<<<<

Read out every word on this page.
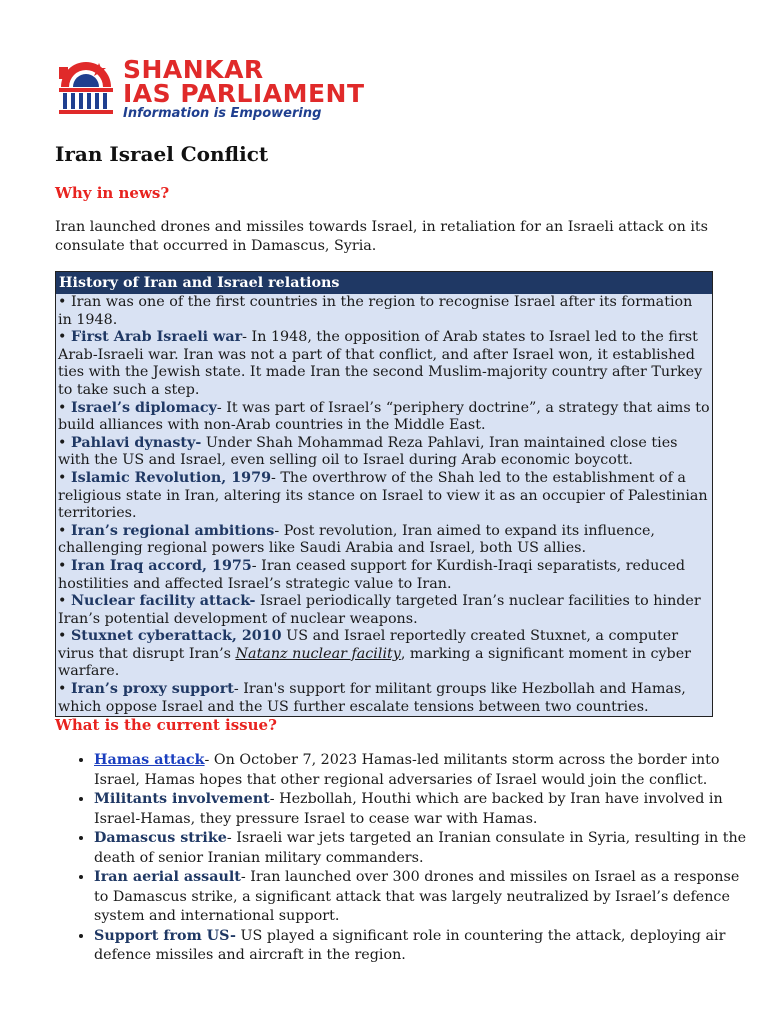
SHANKAR
IAS PARLIAMENT
Information is Empowering
Iran Israel Conflict

Why in news?

Iran launched drones and missiles towards Israel, in retaliation for an Israeli attack on its consulate that occurred in Damascus, Syria.

History of Iran and Israel relations

• Iran was one of the first countries in the region to recognise Israel after its formation in 1948.

• First Arab Israeli war- In 1948, the opposition of Arab states to Israel led to the first Arab-Israeli war. Iran was not a part of that conflict, and after Israel won, it established ties with the Jewish state. It made Iran the second Muslim-majority country after Turkey to take such a step.

• Israel’s diplomacy- It was part of Israel’s “periphery doctrine”, a strategy that aims to build alliances with non-Arab countries in the Middle East.

• Pahlavi dynasty- Under Shah Mohammad Reza Pahlavi, Iran maintained close ties with the US and Israel, even selling oil to Israel during Arab economic boycott.

• Islamic Revolution, 1979- The overthrow of the Shah led to the establishment of a religious state in Iran, altering its stance on Israel to view it as an occupier of Palestinian territories.

• Iran’s regional ambitions- Post revolution, Iran aimed to expand its influence, challenging regional powers like Saudi Arabia and Israel, both US allies.

• Iran Iraq accord, 1975- Iran ceased support for Kurdish-Iraqi separatists, reduced hostilities and affected Israel’s strategic value to Iran.

• Nuclear facility attack- Israel periodically targeted Iran’s nuclear facilities to hinder Iran’s potential development of nuclear weapons.

• Stuxnet cyberattack, 2010 US and Israel reportedly created Stuxnet, a computer virus that disrupt Iran’s Natanz nuclear facility, marking a significant moment in cyber warfare.

• Iran’s proxy support- Iran's support for militant groups like Hezbollah and Hamas, which oppose Israel and the US further escalate tensions between two countries.

What is the current issue?

• Hamas attack- On October 7, 2023 Hamas-led militants storm across the border into Israel, Hamas hopes that other regional adversaries of Israel would join the conflict.
• Militants involvement- Hezbollah, Houthi which are backed by Iran have involved in Israel-Hamas, they pressure Israel to cease war with Hamas.
• Damascus strike- Israeli war jets targeted an Iranian consulate in Syria, resulting in the death of senior Iranian military commanders.
• Iran aerial assault- Iran launched over 300 drones and missiles on Israel as a response to Damascus strike, a significant attack that was largely neutralized by Israel’s defence system and international support.
• Support from US- US played a significant role in countering the attack, deploying air defence missiles and aircraft in the region.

>>>>

## What the exercise asks
Output all of the listing above, exactly as given, but without its pictures.

## Answer section
Read out every word on this page.
SHANKAR
IAS PARLIAMENT
Information is Empowering
Iran Israel Conflict

Why in news?

Iran launched drones and missiles towards Israel, in retaliation for an Israeli attack on its consulate that occurred in Damascus, Syria.

History of Iran and Israel relations

• Iran was one of the first countries in the region to recognise Israel after its formation in 1948.

• First Arab Israeli war- In 1948, the opposition of Arab states to Israel led to the first Arab-Israeli war. Iran was not a part of that conflict, and after Israel won, it established ties with the Jewish state. It made Iran the second Muslim-majority country after Turkey to take such a step.

• Israel’s diplomacy- It was part of Israel’s “periphery doctrine”, a strategy that aims to build alliances with non-Arab countries in the Middle East.

• Pahlavi dynasty- Under Shah Mohammad Reza Pahlavi, Iran maintained close ties with the US and Israel, even selling oil to Israel during Arab economic boycott.

• Islamic Revolution, 1979- The overthrow of the Shah led to the establishment of a religious state in Iran, altering its stance on Israel to view it as an occupier of Palestinian territories.

• Iran’s regional ambitions- Post revolution, Iran aimed to expand its influence, challenging regional powers like Saudi Arabia and Israel, both US allies.

• Iran Iraq accord, 1975- Iran ceased support for Kurdish-Iraqi separatists, reduced hostilities and affected Israel’s strategic value to Iran.

• Nuclear facility attack- Israel periodically targeted Iran’s nuclear facilities to hinder Iran’s potential development of nuclear weapons.

• Stuxnet cyberattack, 2010 US and Israel reportedly created Stuxnet, a computer virus that disrupt Iran’s Natanz nuclear facility, marking a significant moment in cyber warfare.

• Iran’s proxy support- Iran's support for militant groups like Hezbollah and Hamas, which oppose Israel and the US further escalate tensions between two countries.

What is the current issue?

• Hamas attack- On October 7, 2023 Hamas-led militants storm across the border into Israel, Hamas hopes that other regional adversaries of Israel would join the conflict.
• Militants involvement- Hezbollah, Houthi which are backed by Iran have involved in Israel-Hamas, they pressure Israel to cease war with Hamas.
• Damascus strike- Israeli war jets targeted an Iranian consulate in Syria, resulting in the death of senior Iranian military commanders.
• Iran aerial assault- Iran launched over 300 drones and missiles on Israel as a response to Damascus strike, a significant attack that was largely neutralized by Israel’s defence system and international support.
• Support from US- US played a significant role in countering the attack, deploying air defence missiles and aircraft in the region.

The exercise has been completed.